Requirements - Every entry that follows should be repeated exactly; drop the images.

====================

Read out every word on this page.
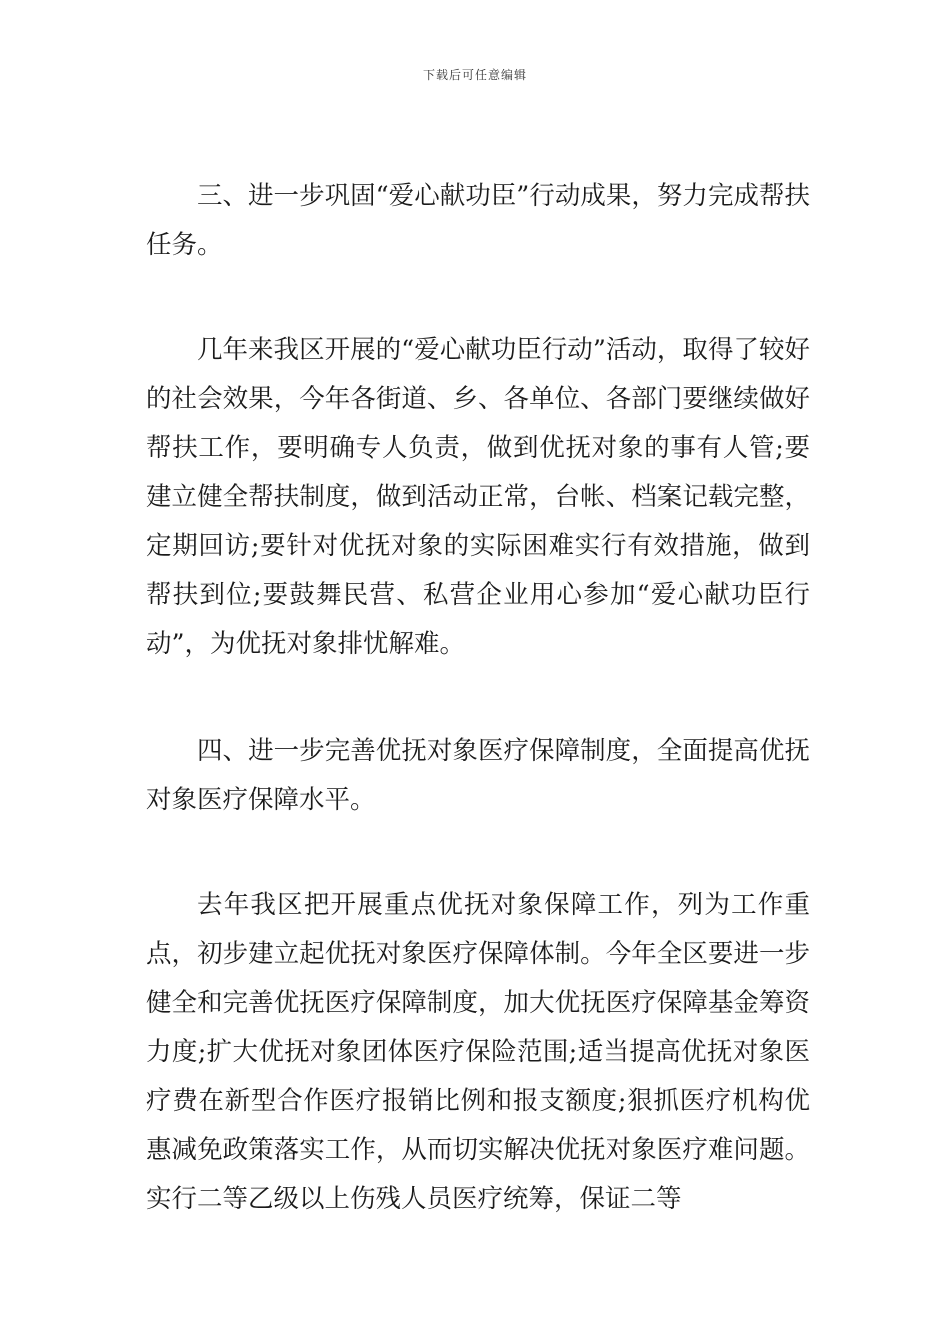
下载后可任意编辑

三、进一步巩固“爱心献功臣”行动成果，努力完成帮扶任务。

几年来我区开展的“爱心献功臣行动”活动，取得了较好的社会效果，今年各街道、乡、各单位、各部门要继续做好帮扶工作，要明确专人负责，做到优抚对象的事有人管;要建立健全帮扶制度，做到活动正常，台帐、档案记载完整，定期回访;要针对优抚对象的实际困难实行有效措施，做到帮扶到位;要鼓舞民营、私营企业用心参加“爱心献功臣行动”，为优抚对象排忧解难。

四、进一步完善优抚对象医疗保障制度，全面提高优抚对象医疗保障水平。

去年我区把开展重点优抚对象保障工作，列为工作重点，初步建立起优抚对象医疗保障体制。今年全区要进一步健全和完善优抚医疗保障制度，加大优抚医疗保障基金筹资力度;扩大优抚对象团体医疗保险范围;适当提高优抚对象医疗费在新型合作医疗报销比例和报支额度;狠抓医疗机构优惠减免政策落实工作，从而切实解决优抚对象医疗难问题。实行二等乙级以上伤残人员医疗统筹，保证二等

====================

Solution to the exercise -
Read out every word on this page.
下载后可任意编辑

三、进一步巩固“爱心献功臣”行动成果，努力完成帮扶任务。

几年来我区开展的“爱心献功臣行动”活动，取得了较好的社会效果，今年各街道、乡、各单位、各部门要继续做好帮扶工作，要明确专人负责，做到优抚对象的事有人管;要建立健全帮扶制度，做到活动正常，台帐、档案记载完整，定期回访;要针对优抚对象的实际困难实行有效措施，做到帮扶到位;要鼓舞民营、私营企业用心参加“爱心献功臣行动”，为优抚对象排忧解难。

四、进一步完善优抚对象医疗保障制度，全面提高优抚对象医疗保障水平。

去年我区把开展重点优抚对象保障工作，列为工作重点，初步建立起优抚对象医疗保障体制。今年全区要进一步健全和完善优抚医疗保障制度，加大优抚医疗保障基金筹资力度;扩大优抚对象团体医疗保险范围;适当提高优抚对象医疗费在新型合作医疗报销比例和报支额度;狠抓医疗机构优惠减免政策落实工作，从而切实解决优抚对象医疗难问题。实行二等乙级以上伤残人员医疗统筹，保证二等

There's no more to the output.